### The request
Return the count of lines that mention "icon", with no other words.

** start of Record list **

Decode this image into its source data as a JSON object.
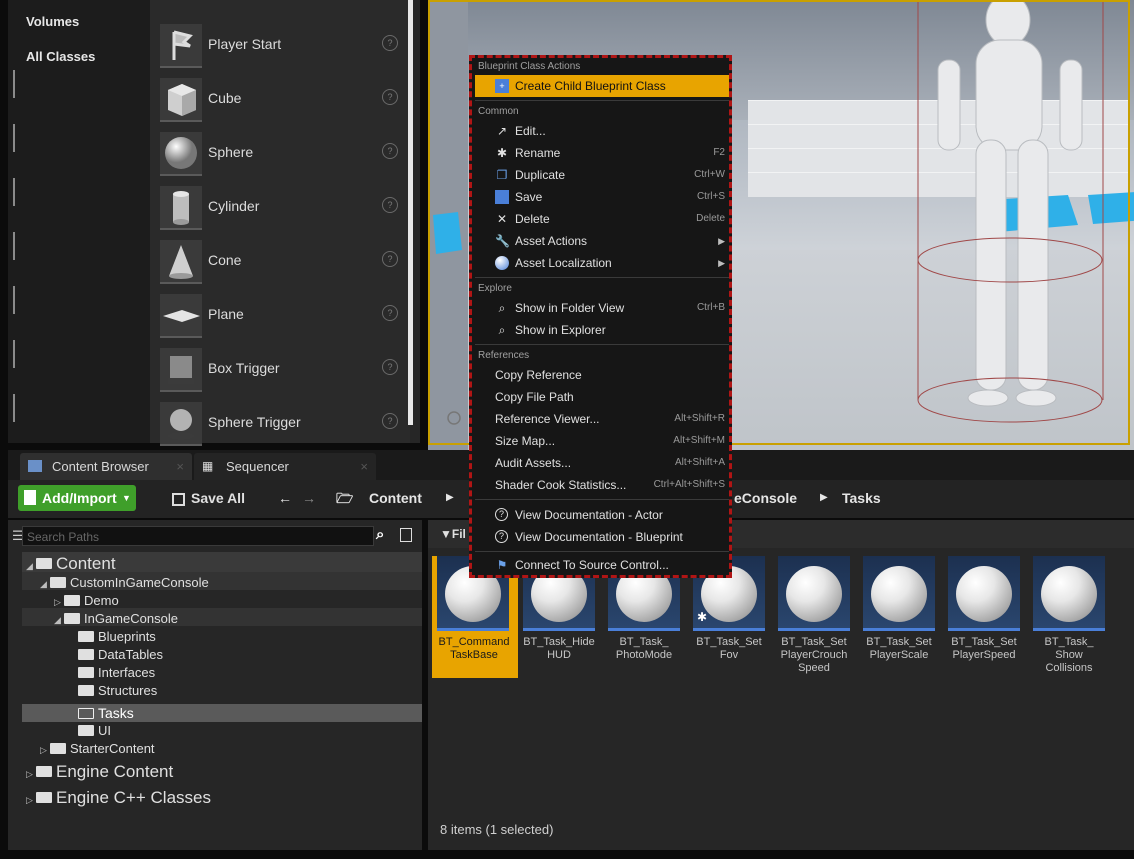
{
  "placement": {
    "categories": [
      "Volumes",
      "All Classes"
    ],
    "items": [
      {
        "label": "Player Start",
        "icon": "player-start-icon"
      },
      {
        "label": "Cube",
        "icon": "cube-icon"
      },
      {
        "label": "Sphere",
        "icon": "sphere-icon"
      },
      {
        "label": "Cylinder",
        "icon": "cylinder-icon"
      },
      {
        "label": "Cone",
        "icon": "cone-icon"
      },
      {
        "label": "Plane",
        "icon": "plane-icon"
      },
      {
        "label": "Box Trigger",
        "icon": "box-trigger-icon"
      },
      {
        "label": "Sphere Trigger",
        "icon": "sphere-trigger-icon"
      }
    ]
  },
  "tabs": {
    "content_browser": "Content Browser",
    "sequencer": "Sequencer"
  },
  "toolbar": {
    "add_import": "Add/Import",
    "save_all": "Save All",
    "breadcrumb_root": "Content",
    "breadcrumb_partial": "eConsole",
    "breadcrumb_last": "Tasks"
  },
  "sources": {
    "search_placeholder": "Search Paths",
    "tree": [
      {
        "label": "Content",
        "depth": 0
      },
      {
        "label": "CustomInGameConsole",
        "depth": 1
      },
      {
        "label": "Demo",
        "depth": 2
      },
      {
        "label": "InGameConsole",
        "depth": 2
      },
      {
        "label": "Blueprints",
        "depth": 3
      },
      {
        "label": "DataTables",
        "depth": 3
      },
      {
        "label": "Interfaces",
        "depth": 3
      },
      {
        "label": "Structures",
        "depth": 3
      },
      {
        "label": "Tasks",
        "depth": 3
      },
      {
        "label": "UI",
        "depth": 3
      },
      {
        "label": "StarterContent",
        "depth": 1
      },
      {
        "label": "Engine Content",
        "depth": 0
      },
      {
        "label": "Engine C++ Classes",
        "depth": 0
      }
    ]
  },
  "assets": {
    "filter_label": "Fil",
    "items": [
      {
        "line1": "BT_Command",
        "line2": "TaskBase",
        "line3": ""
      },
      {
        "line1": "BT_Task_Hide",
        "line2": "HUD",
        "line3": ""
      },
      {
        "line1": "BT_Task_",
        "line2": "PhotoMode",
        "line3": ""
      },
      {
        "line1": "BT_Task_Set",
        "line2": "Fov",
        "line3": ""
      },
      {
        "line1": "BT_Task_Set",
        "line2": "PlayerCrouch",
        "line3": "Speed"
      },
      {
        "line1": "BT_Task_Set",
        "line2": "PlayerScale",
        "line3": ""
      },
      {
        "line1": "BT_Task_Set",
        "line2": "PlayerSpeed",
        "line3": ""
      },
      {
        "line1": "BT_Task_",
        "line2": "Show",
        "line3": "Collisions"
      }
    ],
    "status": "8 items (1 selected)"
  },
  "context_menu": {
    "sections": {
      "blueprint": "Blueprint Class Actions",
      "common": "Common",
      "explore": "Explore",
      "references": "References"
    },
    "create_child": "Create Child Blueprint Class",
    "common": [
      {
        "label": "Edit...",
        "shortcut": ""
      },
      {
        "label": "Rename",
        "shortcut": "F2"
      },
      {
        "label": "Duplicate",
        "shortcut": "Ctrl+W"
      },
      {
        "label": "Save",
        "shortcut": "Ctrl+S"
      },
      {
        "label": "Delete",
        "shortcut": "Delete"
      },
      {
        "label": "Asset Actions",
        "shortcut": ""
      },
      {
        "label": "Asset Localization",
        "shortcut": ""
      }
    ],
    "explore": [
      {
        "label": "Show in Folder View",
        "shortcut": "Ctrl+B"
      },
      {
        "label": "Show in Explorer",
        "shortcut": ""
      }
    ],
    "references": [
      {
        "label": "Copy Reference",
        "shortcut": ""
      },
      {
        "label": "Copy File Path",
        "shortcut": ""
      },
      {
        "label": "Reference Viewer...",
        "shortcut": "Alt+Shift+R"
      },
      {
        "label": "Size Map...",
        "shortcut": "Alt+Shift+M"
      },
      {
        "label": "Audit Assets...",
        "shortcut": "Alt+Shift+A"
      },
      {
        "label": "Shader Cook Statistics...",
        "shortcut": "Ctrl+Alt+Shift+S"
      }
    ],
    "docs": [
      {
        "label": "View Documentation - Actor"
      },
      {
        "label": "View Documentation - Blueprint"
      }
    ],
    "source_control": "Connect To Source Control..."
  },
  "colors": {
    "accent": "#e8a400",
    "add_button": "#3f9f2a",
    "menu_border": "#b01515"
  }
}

** end of Record list **

### The reply
8